▶ [EXERCISE GOAL]
Read through the data, and wherever a line holds the word "Immune", write that line out.

▶ [DATA FOR THIS TASK]
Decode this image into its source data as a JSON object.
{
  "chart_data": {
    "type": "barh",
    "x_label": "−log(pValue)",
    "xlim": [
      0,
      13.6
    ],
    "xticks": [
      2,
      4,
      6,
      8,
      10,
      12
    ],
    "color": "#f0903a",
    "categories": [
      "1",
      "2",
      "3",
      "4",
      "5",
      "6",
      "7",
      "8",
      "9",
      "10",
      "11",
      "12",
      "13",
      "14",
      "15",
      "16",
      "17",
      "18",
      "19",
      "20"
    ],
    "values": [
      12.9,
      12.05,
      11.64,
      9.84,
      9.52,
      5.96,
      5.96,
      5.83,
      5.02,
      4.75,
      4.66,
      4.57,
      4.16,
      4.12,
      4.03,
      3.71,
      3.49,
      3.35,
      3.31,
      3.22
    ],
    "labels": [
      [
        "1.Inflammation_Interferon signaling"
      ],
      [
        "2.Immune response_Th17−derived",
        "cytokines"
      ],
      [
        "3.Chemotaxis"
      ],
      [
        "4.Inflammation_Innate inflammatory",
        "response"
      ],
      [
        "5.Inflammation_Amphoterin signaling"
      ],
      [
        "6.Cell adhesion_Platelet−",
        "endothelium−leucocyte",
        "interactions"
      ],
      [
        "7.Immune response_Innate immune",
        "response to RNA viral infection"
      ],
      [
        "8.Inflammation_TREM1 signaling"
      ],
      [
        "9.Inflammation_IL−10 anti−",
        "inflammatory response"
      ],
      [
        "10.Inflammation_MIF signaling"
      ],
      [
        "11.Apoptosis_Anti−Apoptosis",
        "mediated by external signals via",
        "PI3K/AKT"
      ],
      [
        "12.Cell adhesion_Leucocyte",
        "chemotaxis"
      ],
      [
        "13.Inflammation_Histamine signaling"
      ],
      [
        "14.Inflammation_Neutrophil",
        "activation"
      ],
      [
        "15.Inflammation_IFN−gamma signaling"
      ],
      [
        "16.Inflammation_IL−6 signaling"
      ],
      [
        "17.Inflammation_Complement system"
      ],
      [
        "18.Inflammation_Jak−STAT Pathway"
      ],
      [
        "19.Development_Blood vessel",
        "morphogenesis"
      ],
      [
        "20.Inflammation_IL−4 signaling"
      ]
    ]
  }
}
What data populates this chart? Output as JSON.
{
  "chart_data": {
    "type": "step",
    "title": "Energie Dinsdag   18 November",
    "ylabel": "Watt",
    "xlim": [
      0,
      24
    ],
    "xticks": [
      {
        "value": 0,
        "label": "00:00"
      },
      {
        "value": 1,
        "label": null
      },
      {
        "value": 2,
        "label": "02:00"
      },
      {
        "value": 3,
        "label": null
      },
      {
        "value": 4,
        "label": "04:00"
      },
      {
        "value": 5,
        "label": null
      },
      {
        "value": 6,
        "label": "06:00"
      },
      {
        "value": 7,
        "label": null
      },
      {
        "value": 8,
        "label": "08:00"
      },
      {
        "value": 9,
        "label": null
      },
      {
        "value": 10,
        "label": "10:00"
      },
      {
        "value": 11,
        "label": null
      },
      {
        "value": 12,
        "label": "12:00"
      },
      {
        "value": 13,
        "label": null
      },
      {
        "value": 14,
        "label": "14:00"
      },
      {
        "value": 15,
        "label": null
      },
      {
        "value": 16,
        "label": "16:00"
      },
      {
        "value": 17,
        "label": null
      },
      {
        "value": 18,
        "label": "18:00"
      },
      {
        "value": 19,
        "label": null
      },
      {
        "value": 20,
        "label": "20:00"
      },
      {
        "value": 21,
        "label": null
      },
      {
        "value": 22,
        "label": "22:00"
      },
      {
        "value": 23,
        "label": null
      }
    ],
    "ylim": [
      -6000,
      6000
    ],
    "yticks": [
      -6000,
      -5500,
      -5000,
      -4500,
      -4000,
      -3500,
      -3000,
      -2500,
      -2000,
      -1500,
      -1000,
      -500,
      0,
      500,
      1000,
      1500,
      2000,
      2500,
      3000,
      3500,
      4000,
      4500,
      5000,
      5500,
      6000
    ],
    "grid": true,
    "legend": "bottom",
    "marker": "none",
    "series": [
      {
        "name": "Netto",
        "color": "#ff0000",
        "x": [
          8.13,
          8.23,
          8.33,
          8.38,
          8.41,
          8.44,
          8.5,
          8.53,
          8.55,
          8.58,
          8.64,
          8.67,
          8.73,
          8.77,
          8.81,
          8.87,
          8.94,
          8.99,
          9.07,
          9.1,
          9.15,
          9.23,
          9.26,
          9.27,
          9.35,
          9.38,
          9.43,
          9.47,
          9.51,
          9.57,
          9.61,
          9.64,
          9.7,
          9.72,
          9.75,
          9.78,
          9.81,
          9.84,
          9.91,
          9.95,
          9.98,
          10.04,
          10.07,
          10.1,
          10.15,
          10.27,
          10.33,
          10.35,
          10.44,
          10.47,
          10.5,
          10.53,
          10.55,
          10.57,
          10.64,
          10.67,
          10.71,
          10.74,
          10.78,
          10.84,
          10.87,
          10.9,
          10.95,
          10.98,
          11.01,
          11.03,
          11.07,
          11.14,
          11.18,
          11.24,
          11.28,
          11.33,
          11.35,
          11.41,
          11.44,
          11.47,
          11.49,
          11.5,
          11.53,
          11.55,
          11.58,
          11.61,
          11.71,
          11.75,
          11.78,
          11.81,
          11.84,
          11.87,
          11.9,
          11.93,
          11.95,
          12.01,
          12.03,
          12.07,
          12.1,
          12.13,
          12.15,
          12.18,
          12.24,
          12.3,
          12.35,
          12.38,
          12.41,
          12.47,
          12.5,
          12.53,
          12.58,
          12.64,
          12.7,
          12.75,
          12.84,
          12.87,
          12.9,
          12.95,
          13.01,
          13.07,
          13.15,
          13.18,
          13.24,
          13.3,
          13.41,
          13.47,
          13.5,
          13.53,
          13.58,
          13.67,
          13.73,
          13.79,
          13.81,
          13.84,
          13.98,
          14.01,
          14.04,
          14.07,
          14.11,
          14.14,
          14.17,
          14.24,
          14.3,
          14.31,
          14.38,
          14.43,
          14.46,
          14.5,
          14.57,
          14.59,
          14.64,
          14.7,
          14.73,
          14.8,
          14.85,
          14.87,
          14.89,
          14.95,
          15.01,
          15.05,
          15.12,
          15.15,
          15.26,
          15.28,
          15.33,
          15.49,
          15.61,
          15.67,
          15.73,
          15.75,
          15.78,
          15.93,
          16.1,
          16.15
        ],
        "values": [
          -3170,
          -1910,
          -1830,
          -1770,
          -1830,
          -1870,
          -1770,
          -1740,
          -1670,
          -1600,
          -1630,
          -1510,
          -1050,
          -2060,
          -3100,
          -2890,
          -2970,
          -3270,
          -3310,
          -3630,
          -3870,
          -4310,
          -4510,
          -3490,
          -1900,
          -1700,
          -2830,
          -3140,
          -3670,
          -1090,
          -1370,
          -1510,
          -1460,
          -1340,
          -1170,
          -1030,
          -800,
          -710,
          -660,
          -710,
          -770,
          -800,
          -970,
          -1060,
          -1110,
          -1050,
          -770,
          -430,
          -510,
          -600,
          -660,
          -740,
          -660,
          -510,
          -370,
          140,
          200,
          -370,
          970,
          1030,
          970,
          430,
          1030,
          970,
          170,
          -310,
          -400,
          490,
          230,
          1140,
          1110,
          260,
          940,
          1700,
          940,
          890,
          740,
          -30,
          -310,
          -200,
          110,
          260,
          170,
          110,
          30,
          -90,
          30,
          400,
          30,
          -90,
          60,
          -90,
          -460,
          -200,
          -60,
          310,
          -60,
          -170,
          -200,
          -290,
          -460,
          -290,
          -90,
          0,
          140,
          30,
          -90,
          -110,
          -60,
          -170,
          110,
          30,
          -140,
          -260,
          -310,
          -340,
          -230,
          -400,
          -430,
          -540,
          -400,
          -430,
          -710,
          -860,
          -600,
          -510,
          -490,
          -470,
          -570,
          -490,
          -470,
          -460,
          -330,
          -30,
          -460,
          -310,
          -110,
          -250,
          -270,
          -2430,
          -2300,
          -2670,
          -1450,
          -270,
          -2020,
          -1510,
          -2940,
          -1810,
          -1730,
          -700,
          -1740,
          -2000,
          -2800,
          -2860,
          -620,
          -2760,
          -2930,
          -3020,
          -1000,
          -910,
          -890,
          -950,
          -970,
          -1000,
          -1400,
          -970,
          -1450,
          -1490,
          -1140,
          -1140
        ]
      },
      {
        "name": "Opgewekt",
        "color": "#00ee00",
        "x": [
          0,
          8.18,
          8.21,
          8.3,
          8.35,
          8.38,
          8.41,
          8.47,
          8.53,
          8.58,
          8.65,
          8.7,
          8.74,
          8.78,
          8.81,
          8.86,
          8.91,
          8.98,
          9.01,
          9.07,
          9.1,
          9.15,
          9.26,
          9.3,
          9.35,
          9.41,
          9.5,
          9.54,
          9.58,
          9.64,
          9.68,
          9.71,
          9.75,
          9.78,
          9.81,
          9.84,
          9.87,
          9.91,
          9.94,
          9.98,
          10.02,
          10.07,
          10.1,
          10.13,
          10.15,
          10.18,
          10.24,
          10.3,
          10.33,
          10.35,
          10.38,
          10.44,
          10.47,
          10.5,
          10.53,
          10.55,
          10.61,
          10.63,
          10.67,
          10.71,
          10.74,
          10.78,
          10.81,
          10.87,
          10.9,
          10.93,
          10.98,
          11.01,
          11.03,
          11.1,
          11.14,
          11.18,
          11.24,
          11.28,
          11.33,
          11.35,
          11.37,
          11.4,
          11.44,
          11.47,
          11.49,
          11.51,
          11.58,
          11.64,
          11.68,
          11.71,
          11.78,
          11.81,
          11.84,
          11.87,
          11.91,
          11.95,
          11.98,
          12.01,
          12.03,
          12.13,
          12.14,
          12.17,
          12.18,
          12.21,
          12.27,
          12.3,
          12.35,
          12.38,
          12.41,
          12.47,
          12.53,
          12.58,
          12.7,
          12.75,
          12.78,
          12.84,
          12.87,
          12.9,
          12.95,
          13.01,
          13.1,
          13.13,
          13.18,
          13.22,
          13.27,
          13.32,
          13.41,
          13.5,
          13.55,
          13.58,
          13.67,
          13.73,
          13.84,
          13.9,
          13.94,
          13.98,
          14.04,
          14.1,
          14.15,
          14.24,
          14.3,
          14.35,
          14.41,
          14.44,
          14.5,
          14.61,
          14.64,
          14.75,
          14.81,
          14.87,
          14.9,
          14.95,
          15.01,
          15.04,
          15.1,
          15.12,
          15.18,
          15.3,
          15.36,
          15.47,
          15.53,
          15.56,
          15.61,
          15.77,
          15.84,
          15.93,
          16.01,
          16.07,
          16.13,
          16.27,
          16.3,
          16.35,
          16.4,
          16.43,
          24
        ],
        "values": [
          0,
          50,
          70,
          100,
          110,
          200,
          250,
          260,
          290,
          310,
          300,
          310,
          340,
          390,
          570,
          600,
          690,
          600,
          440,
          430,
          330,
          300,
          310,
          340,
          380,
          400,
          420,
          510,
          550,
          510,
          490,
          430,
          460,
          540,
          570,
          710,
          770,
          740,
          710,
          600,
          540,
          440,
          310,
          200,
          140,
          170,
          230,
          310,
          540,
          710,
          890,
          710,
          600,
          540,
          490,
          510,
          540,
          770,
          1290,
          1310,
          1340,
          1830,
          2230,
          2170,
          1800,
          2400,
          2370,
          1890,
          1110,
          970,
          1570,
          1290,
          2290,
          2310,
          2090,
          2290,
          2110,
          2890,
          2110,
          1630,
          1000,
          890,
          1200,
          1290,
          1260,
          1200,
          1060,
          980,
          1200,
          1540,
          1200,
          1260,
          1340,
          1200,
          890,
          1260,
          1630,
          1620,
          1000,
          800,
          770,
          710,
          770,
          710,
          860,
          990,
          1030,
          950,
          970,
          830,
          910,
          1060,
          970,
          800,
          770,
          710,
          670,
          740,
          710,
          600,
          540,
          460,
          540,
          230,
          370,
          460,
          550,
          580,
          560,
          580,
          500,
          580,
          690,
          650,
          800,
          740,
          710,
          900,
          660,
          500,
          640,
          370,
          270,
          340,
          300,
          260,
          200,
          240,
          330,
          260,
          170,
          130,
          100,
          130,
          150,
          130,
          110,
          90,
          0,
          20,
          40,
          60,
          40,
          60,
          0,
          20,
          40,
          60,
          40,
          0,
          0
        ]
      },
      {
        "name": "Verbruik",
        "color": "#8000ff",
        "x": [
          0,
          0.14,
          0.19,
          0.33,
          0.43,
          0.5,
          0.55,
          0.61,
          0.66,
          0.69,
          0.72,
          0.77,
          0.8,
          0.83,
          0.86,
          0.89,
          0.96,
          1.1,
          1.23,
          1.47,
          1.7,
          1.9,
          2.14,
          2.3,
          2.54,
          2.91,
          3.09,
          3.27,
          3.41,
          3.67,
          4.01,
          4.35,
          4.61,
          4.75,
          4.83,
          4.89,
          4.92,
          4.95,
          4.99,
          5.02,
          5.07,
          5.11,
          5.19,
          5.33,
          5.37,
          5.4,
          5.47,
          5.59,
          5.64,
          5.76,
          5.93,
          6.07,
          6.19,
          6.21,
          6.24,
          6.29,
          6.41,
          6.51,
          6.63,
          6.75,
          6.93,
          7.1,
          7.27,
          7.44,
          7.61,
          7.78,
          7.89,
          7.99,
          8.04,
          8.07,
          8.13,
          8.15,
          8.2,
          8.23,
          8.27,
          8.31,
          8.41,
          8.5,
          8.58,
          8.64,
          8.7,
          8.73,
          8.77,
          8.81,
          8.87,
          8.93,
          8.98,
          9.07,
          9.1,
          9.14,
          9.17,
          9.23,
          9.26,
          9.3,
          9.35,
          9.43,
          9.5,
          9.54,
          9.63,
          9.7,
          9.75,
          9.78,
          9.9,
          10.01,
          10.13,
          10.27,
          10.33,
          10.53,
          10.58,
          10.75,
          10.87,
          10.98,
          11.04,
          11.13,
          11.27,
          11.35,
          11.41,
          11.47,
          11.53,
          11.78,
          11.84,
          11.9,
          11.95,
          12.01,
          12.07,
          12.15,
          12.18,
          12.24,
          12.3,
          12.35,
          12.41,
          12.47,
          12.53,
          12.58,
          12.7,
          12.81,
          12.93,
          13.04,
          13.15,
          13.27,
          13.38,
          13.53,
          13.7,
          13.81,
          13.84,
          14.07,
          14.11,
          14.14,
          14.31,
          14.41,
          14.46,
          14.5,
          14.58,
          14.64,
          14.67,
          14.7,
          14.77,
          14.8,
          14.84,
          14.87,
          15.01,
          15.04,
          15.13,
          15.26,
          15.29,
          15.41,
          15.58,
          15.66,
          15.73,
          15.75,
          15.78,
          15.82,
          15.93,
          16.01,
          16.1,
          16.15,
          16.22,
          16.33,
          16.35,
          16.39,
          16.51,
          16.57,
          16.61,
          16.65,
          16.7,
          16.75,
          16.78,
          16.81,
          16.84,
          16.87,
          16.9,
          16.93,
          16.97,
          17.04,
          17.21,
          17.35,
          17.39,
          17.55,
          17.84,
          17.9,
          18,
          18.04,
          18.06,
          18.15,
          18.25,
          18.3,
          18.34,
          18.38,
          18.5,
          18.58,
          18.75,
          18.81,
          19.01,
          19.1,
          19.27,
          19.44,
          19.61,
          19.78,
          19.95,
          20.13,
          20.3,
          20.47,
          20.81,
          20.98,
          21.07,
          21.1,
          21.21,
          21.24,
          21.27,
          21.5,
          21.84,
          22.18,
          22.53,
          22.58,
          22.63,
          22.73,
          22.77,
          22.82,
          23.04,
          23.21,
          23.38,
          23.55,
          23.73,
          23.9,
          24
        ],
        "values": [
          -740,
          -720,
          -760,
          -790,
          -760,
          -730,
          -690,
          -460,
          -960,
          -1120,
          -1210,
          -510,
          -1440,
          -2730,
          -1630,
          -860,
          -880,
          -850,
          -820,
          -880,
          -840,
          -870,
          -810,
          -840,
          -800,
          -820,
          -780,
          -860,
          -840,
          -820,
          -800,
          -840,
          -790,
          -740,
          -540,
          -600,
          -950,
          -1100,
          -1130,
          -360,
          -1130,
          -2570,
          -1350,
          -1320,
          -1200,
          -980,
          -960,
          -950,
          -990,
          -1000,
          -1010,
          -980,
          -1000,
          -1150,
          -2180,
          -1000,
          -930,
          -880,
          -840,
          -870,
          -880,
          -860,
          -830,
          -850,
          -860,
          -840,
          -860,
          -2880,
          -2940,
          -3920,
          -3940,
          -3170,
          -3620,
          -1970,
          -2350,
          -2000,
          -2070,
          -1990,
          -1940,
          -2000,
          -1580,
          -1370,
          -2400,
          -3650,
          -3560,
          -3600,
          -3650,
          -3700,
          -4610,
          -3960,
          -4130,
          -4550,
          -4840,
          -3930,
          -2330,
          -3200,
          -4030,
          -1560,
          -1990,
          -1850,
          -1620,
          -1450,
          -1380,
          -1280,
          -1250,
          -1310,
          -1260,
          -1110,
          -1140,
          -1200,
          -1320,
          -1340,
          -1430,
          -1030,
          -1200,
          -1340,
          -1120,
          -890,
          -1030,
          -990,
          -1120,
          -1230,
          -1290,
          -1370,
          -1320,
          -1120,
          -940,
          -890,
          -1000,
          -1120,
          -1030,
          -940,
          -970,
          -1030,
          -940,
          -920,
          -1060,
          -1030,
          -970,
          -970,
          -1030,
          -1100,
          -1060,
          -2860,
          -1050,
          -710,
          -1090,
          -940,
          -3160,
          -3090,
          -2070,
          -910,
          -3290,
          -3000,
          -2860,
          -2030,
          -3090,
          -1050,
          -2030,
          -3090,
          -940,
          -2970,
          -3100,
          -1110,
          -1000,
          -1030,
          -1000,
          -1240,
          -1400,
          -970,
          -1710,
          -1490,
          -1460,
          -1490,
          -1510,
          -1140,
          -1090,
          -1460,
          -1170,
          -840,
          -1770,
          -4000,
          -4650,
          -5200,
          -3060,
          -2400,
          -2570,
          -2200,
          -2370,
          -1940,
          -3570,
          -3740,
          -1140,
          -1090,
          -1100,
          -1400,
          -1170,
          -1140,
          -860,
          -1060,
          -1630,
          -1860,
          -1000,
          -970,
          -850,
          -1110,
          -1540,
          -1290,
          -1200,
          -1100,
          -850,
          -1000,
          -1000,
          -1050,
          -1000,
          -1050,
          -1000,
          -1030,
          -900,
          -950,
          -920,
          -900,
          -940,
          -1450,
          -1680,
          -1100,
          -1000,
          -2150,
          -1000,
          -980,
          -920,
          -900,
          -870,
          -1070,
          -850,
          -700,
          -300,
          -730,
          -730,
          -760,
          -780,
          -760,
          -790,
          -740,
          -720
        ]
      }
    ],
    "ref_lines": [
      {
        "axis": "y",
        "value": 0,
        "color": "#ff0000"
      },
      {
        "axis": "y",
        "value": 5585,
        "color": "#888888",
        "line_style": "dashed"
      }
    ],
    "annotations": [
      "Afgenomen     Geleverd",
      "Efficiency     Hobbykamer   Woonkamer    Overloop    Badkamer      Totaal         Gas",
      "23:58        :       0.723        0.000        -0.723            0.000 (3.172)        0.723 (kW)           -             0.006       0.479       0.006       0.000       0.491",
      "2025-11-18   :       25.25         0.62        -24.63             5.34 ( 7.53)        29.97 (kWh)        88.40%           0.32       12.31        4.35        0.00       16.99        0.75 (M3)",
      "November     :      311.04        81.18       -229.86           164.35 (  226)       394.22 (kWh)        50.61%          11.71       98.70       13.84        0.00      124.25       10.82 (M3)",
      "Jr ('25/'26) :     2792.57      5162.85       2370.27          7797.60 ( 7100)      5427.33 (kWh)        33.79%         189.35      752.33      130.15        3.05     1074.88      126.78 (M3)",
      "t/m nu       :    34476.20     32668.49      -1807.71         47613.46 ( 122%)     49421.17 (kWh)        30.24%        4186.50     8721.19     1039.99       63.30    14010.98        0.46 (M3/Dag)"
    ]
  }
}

▶ [RESPONSE TO THE TASK]
        "2.Immune response_Th17−derived",
        "7.Immune response_Innate immune",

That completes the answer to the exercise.